## What to produce
Only a number is wanted: how many lines in the records below contain "Město"?

[Dataset rows]
+++++
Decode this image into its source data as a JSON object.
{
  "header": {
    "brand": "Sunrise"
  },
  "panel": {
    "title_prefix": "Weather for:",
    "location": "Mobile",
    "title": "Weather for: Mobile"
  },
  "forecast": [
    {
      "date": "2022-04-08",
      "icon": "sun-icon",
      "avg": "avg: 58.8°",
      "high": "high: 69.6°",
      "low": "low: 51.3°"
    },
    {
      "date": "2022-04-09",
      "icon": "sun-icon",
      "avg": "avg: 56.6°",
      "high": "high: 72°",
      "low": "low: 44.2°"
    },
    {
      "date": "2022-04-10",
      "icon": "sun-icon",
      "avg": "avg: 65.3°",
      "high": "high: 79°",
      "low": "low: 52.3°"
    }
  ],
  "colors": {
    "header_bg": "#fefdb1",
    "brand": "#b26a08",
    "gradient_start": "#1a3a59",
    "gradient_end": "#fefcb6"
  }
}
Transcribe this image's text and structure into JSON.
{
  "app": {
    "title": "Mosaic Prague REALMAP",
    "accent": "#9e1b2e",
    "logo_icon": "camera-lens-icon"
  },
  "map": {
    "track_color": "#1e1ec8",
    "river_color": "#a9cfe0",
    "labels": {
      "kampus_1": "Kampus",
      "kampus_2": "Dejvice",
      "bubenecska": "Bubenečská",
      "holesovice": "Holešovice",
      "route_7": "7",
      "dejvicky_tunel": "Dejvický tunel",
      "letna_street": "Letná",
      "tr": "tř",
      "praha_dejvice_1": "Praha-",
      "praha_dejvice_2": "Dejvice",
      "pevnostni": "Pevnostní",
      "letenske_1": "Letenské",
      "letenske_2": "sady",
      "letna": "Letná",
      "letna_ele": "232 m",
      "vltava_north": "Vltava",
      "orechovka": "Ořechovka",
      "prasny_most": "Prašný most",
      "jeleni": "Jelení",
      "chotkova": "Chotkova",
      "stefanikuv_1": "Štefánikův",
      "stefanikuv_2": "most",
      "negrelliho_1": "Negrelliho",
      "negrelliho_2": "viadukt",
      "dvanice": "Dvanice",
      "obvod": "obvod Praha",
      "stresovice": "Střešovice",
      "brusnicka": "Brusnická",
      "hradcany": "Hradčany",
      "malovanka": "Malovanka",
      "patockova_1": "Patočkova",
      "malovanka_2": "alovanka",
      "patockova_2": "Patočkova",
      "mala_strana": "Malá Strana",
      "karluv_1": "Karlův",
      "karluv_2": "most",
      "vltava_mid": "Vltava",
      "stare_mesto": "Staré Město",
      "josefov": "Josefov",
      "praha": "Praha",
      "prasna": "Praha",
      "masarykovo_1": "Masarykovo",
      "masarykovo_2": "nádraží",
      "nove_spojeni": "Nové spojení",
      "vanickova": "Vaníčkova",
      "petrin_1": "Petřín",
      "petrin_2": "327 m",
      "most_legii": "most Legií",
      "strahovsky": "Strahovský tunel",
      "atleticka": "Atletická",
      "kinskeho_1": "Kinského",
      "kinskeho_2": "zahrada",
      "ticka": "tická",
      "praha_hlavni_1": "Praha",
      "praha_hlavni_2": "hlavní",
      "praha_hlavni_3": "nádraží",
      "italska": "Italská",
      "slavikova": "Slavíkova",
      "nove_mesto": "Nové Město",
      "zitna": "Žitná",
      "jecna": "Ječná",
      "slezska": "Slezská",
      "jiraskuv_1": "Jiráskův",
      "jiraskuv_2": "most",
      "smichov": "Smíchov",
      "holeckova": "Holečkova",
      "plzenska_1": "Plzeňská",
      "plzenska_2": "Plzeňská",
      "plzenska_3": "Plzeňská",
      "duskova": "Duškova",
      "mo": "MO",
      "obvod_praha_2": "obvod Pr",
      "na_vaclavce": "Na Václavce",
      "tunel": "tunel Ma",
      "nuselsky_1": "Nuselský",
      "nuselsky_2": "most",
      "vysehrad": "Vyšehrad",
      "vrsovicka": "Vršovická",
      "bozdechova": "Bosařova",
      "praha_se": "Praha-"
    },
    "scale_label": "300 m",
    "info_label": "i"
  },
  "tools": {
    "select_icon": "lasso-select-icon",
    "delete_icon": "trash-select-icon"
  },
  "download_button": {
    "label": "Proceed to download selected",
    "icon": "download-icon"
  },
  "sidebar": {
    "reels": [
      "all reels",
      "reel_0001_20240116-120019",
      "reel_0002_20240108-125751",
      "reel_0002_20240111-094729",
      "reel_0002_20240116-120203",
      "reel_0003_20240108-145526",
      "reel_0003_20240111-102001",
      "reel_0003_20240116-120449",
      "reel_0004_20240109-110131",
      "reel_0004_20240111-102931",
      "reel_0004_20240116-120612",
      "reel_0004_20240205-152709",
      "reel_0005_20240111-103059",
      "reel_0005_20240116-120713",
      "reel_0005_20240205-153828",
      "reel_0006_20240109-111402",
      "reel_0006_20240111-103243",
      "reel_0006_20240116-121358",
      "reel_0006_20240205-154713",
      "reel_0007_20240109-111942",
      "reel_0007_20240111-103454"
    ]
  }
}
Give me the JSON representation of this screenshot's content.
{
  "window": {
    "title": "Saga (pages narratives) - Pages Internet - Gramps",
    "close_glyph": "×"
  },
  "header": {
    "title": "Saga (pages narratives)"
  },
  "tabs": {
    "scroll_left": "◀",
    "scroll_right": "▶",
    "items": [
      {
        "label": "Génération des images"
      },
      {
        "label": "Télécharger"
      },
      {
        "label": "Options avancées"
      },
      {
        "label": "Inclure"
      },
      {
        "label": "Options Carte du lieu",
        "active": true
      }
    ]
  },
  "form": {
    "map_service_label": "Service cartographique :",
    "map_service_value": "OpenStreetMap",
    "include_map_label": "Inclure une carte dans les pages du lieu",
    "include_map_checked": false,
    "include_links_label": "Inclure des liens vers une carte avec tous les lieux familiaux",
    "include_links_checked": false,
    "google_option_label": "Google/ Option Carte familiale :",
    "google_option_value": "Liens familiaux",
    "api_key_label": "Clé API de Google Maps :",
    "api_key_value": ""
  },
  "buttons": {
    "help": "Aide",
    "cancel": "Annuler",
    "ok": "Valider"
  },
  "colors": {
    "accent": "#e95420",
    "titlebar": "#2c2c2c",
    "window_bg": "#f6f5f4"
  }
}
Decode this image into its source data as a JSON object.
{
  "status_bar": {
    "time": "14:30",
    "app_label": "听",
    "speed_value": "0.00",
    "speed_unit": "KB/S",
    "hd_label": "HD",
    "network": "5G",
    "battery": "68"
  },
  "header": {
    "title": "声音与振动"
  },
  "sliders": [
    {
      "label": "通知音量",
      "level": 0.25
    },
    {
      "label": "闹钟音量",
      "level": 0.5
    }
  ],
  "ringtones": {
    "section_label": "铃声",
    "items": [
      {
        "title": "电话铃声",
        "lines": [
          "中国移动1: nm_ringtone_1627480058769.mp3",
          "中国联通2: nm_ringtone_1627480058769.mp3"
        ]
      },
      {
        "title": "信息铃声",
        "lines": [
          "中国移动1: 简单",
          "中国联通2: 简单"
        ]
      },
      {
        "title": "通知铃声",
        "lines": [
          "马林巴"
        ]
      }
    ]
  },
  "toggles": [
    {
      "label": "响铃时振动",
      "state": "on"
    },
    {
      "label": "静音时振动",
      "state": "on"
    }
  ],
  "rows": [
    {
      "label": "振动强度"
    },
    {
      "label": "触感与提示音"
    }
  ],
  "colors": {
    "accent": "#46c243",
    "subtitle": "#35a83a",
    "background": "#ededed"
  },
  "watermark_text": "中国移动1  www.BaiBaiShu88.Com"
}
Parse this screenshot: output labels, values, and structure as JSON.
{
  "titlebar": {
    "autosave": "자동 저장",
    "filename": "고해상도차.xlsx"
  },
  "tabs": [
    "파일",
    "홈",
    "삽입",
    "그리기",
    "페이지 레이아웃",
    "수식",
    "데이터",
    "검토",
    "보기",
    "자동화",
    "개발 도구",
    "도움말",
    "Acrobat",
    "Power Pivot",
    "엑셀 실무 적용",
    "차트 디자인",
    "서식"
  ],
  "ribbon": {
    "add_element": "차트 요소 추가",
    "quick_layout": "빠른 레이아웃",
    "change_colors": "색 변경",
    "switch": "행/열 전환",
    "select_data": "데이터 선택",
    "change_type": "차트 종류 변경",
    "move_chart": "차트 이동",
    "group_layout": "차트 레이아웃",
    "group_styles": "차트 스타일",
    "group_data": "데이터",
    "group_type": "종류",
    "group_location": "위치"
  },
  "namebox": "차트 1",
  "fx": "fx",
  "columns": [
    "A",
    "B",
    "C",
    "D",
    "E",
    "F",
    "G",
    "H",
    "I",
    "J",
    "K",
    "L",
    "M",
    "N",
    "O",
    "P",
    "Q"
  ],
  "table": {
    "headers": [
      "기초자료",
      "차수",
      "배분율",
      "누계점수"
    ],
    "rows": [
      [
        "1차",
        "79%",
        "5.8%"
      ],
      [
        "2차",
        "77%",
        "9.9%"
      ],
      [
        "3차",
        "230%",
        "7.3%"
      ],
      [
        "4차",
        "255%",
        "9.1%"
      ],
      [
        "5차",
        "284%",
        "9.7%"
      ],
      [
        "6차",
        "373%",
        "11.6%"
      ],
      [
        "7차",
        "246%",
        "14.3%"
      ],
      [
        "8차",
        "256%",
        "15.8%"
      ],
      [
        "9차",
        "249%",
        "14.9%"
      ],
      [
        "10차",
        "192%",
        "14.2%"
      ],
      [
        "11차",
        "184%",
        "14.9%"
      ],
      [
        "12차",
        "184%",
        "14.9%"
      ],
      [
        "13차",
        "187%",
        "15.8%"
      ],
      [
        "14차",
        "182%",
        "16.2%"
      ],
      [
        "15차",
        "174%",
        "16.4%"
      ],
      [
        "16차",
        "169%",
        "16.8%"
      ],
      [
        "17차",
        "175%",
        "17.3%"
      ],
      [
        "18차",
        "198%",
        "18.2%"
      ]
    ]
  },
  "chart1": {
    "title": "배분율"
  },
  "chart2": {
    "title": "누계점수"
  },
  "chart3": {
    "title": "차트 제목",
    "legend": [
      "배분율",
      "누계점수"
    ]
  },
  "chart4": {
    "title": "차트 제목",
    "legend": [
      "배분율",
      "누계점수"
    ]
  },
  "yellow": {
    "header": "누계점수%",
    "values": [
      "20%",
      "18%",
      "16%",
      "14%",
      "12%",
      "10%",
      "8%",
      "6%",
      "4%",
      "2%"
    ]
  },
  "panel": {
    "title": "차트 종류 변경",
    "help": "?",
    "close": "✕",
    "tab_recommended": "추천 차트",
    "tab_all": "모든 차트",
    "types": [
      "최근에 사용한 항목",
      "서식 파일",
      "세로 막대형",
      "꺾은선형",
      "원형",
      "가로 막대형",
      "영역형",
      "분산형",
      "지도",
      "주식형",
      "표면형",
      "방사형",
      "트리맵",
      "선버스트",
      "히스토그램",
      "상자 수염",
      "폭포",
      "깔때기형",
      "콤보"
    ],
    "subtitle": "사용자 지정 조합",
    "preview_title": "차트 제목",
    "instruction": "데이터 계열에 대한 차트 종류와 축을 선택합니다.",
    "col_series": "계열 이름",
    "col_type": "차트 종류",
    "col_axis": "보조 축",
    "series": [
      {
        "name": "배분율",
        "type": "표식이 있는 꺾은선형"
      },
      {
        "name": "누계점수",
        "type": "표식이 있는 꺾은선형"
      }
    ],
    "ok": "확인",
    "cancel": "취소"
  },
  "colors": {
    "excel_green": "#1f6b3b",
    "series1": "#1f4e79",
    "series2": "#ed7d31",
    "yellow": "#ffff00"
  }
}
+++++
## Answer to the exercise
2